▸ **DOCUMENT TEXT**
$616,500 to insurer to fix state baby glitch

The Department of Human Services expects to pay the state's largest insurance company $616,500 to offset the medical costs associated with the deliveries of 137 babies whose mothers were inadvertently allowed to enroll in the private option last fall, a department spokesman said Monday.

The mothers are among more than 63,000 recipients of the Supplemental Nutrition Assistance Program, also known as food stamps, who enrolled after receiving notices in September notifying them that they were eligible for coverage under the state's expanded Medicaid program.

The private option allows eligible recipients -- adults with incomes of up to 138 percent of the poverty level -- to sign up for a private plan on the state's health insurance exchange and to have their premiums paid by Medicaid.

Pregnant women are normally not eligible for the private option because they qualify under an older, fee-service program that covers expenses related to pregnancy and childbirth for women with incomes of up to 200 percent of the poverty level.

But because of an oversight, the notices sent to food stamp recipients did not ask them if they were pregnant. Insurance companies learned that some pregnant women had enrolled after they began receiving claims for pregnancy-related medical expenses.

To avoid a disruption in the women's coverage, the U.S. Department of Health and Human Services' Centers for Medicaid and Medicare Services agreed to allow the women to stay in the private option, with the federal government paying the full cost of their premiums as it does for other private-option enrollees, state officials have said.

▸ **QUESTIONS**
a: List every figure written in digits in the news story about the insurer payment, counting each value once.
b: For each statement, say whether it agrees with the news story about the insurer payment. Answer yes or no, and quote the words from the story that decide it.
(i) The food stamp recipients received their eligibility notices in September.
(ii) Pregnant women are normally eligible for the private option.
(iii) The state will pay the premiums of the pregnant women who stay in the private option.

▸ **RECORDS SHOWN**
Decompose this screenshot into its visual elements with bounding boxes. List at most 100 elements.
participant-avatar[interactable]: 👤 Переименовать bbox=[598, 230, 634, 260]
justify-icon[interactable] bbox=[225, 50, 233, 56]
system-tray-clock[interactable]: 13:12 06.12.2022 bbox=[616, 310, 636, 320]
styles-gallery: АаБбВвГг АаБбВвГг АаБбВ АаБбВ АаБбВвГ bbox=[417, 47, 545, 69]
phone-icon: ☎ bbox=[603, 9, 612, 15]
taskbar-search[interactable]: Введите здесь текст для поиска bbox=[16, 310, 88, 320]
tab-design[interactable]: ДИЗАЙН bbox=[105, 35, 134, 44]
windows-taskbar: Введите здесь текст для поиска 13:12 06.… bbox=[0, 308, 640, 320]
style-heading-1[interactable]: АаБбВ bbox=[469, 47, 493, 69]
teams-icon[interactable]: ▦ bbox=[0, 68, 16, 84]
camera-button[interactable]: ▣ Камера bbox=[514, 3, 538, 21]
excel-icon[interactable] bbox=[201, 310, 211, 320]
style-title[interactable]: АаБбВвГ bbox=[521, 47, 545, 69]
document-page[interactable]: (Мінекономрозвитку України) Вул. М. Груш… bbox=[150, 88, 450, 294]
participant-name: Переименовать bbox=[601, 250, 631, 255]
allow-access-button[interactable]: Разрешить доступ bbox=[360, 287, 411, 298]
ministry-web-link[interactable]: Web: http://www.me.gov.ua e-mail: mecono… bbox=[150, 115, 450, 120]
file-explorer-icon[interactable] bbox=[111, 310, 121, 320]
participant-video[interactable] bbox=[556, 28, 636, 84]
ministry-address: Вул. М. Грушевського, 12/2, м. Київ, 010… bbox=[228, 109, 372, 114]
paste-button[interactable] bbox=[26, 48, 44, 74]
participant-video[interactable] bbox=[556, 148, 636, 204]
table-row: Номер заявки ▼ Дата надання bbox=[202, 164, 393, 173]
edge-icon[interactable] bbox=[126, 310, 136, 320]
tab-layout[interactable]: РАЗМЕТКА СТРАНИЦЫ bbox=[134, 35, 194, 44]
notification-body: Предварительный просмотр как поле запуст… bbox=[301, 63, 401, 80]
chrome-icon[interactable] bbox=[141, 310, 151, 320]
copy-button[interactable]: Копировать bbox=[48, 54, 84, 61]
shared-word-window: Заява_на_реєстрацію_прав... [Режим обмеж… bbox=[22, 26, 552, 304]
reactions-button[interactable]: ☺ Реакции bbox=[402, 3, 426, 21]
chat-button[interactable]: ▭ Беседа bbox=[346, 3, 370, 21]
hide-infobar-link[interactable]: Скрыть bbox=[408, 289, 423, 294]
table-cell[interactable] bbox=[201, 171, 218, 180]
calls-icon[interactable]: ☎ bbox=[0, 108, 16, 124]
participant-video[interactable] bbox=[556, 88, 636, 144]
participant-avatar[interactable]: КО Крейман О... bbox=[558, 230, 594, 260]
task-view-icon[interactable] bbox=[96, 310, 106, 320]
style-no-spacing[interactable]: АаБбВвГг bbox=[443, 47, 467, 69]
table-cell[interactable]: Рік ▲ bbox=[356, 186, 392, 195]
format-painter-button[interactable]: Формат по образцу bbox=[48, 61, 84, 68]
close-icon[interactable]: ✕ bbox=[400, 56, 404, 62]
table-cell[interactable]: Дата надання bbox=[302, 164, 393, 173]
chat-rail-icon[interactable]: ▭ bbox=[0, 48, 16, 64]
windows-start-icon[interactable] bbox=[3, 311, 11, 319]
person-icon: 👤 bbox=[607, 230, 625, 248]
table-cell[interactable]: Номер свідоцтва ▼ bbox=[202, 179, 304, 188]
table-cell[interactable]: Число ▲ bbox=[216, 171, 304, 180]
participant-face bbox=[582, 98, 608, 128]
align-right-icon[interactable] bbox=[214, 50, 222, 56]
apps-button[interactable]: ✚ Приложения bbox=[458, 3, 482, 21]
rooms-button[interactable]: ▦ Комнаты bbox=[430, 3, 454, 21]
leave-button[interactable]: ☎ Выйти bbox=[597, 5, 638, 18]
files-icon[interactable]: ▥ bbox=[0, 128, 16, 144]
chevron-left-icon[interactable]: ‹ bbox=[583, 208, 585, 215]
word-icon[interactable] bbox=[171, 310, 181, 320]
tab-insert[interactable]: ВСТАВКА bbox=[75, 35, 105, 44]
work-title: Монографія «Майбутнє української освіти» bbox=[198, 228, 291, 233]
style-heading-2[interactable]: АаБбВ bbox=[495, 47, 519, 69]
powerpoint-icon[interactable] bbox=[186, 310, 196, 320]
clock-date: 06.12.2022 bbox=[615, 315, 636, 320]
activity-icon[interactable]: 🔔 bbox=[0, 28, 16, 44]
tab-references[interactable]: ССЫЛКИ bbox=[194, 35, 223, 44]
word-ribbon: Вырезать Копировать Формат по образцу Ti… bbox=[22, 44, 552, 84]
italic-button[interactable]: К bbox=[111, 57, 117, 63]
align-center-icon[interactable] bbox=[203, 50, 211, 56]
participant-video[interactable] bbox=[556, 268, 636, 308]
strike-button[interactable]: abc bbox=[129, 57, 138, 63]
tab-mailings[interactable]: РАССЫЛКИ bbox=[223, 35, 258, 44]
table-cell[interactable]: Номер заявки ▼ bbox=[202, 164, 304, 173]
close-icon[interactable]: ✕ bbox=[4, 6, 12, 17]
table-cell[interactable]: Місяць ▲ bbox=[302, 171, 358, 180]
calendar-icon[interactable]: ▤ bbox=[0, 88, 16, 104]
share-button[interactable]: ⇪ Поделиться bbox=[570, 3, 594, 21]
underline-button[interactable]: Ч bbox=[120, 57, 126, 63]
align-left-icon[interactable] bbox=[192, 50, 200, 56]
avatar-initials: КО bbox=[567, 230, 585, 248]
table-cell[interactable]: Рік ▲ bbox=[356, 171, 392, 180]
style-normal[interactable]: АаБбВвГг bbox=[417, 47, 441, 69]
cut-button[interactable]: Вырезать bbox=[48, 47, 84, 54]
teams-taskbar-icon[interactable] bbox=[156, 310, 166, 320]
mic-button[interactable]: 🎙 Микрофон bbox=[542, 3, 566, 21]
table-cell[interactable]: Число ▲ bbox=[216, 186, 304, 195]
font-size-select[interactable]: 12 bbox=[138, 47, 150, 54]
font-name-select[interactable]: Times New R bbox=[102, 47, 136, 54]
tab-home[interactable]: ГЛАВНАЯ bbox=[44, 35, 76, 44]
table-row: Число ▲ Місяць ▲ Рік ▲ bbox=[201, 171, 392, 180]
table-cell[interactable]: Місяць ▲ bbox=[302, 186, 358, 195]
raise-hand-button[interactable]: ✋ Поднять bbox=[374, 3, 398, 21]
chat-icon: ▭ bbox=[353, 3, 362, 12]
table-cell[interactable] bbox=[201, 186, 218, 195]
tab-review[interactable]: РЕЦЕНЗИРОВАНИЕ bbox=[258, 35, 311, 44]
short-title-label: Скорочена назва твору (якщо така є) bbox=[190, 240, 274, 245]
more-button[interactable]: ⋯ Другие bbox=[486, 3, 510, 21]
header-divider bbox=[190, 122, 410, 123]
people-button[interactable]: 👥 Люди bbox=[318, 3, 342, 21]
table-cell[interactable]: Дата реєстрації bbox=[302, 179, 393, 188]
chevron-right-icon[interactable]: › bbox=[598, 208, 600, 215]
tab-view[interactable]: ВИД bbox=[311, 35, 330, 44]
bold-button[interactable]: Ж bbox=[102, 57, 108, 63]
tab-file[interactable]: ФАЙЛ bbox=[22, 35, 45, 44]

▸ **ANSWERS BELOW**
a:
$616,500
137
63,000
138 percent
200 percent

b:
(i) Yes: "who enrolled after receiving notices in September notifying them that they were eligible for coverage"
(ii) No: "Pregnant women are normally not eligible for the private option"
(iii) No: "with the federal government paying the full cost of their premiums"